### DATA ENTRIES:
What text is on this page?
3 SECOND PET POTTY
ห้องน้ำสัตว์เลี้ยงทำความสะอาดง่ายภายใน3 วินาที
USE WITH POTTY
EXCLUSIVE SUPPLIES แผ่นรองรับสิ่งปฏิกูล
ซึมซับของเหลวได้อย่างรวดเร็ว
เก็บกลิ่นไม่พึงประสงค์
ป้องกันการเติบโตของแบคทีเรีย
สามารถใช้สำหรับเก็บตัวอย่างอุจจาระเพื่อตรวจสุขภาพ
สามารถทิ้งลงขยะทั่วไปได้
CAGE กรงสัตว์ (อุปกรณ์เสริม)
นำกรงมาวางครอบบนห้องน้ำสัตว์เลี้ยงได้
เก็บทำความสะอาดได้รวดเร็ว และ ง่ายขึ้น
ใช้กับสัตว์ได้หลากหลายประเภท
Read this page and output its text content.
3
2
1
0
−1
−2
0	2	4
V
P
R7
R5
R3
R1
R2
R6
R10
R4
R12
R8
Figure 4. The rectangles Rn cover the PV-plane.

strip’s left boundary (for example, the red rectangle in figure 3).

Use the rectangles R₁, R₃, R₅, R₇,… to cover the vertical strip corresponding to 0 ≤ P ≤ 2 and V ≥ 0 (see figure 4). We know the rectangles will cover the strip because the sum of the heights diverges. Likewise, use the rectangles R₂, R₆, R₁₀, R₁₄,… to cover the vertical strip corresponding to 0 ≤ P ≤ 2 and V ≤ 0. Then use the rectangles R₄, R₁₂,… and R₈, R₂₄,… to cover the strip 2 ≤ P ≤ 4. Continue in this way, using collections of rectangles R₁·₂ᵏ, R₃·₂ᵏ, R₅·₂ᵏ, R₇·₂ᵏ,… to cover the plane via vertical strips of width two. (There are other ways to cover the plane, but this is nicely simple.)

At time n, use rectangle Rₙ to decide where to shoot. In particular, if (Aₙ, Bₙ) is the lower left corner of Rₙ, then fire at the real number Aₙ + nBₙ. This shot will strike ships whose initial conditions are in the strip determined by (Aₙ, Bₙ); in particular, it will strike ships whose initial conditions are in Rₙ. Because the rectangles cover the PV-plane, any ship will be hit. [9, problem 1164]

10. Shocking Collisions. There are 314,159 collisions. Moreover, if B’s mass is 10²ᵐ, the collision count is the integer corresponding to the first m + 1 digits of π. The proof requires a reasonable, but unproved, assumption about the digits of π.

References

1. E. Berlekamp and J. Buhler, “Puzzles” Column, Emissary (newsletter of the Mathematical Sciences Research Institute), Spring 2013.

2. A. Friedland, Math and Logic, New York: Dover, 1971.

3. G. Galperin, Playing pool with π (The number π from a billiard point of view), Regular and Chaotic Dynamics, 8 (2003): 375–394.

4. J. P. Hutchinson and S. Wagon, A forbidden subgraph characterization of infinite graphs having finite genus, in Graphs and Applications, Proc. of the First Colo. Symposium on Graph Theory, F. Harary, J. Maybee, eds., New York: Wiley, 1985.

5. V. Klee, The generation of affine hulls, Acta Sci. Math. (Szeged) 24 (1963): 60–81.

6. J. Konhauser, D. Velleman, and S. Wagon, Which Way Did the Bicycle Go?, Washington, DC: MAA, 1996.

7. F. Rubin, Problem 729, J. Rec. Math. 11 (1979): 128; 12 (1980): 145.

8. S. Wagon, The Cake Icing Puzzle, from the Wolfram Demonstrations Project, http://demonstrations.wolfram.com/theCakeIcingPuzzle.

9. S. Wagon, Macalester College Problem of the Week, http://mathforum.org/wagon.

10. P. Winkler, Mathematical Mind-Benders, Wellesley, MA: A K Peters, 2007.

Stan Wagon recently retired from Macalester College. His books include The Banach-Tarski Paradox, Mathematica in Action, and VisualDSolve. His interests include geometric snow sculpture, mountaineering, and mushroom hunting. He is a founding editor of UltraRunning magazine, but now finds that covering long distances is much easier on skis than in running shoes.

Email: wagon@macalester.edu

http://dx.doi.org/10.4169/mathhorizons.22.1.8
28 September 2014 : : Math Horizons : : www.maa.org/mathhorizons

### PROBLEM DESCRIPTION:
Write out every line of the records exactly.

### TASK RESULT:
What text is on this page?
3 SECOND PET POTTY
ห้องน้ำสัตว์เลี้ยงทำความสะอาดง่ายภายใน3 วินาที
USE WITH POTTY
EXCLUSIVE SUPPLIES แผ่นรองรับสิ่งปฏิกูล
ซึมซับของเหลวได้อย่างรวดเร็ว
เก็บกลิ่นไม่พึงประสงค์
ป้องกันการเติบโตของแบคทีเรีย
สามารถใช้สำหรับเก็บตัวอย่างอุจจาระเพื่อตรวจสุขภาพ
สามารถทิ้งลงขยะทั่วไปได้
CAGE กรงสัตว์ (อุปกรณ์เสริม)
นำกรงมาวางครอบบนห้องน้ำสัตว์เลี้ยงได้
เก็บทำความสะอาดได้รวดเร็ว และ ง่ายขึ้น
ใช้กับสัตว์ได้หลากหลายประเภท
Read this page and output its text content.
3
2
1
0
−1
−2
0	2	4
V
P
R7
R5
R3
R1
R2
R6
R10
R4
R12
R8
Figure 4. The rectangles Rn cover the PV-plane.

strip’s left boundary (for example, the red rectangle in figure 3).

Use the rectangles R₁, R₃, R₅, R₇,… to cover the vertical strip corresponding to 0 ≤ P ≤ 2 and V ≥ 0 (see figure 4). We know the rectangles will cover the strip because the sum of the heights diverges. Likewise, use the rectangles R₂, R₆, R₁₀, R₁₄,… to cover the vertical strip corresponding to 0 ≤ P ≤ 2 and V ≤ 0. Then use the rectangles R₄, R₁₂,… and R₈, R₂₄,… to cover the strip 2 ≤ P ≤ 4. Continue in this way, using collections of rectangles R₁·₂ᵏ, R₃·₂ᵏ, R₅·₂ᵏ, R₇·₂ᵏ,… to cover the plane via vertical strips of width two. (There are other ways to cover the plane, but this is nicely simple.)

At time n, use rectangle Rₙ to decide where to shoot. In particular, if (Aₙ, Bₙ) is the lower left corner of Rₙ, then fire at the real number Aₙ + nBₙ. This shot will strike ships whose initial conditions are in the strip determined by (Aₙ, Bₙ); in particular, it will strike ships whose initial conditions are in Rₙ. Because the rectangles cover the PV-plane, any ship will be hit. [9, problem 1164]

10. Shocking Collisions. There are 314,159 collisions. Moreover, if B’s mass is 10²ᵐ, the collision count is the integer corresponding to the first m + 1 digits of π. The proof requires a reasonable, but unproved, assumption about the digits of π.

References

1. E. Berlekamp and J. Buhler, “Puzzles” Column, Emissary (newsletter of the Mathematical Sciences Research Institute), Spring 2013.

2. A. Friedland, Math and Logic, New York: Dover, 1971.

3. G. Galperin, Playing pool with π (The number π from a billiard point of view), Regular and Chaotic Dynamics, 8 (2003): 375–394.

4. J. P. Hutchinson and S. Wagon, A forbidden subgraph characterization of infinite graphs having finite genus, in Graphs and Applications, Proc. of the First Colo. Symposium on Graph Theory, F. Harary, J. Maybee, eds., New York: Wiley, 1985.

5. V. Klee, The generation of affine hulls, Acta Sci. Math. (Szeged) 24 (1963): 60–81.

6. J. Konhauser, D. Velleman, and S. Wagon, Which Way Did the Bicycle Go?, Washington, DC: MAA, 1996.

7. F. Rubin, Problem 729, J. Rec. Math. 11 (1979): 128; 12 (1980): 145.

8. S. Wagon, The Cake Icing Puzzle, from the Wolfram Demonstrations Project, http://demonstrations.wolfram.com/theCakeIcingPuzzle.

9. S. Wagon, Macalester College Problem of the Week, http://mathforum.org/wagon.

10. P. Winkler, Mathematical Mind-Benders, Wellesley, MA: A K Peters, 2007.

Stan Wagon recently retired from Macalester College. His books include The Banach-Tarski Paradox, Mathematica in Action, and VisualDSolve. His interests include geometric snow sculpture, mountaineering, and mushroom hunting. He is a founding editor of UltraRunning magazine, but now finds that covering long distances is much easier on skis than in running shoes.

Email: wagon@macalester.edu

http://dx.doi.org/10.4169/mathhorizons.22.1.8
28 September 2014 : : Math Horizons : : www.maa.org/mathhorizons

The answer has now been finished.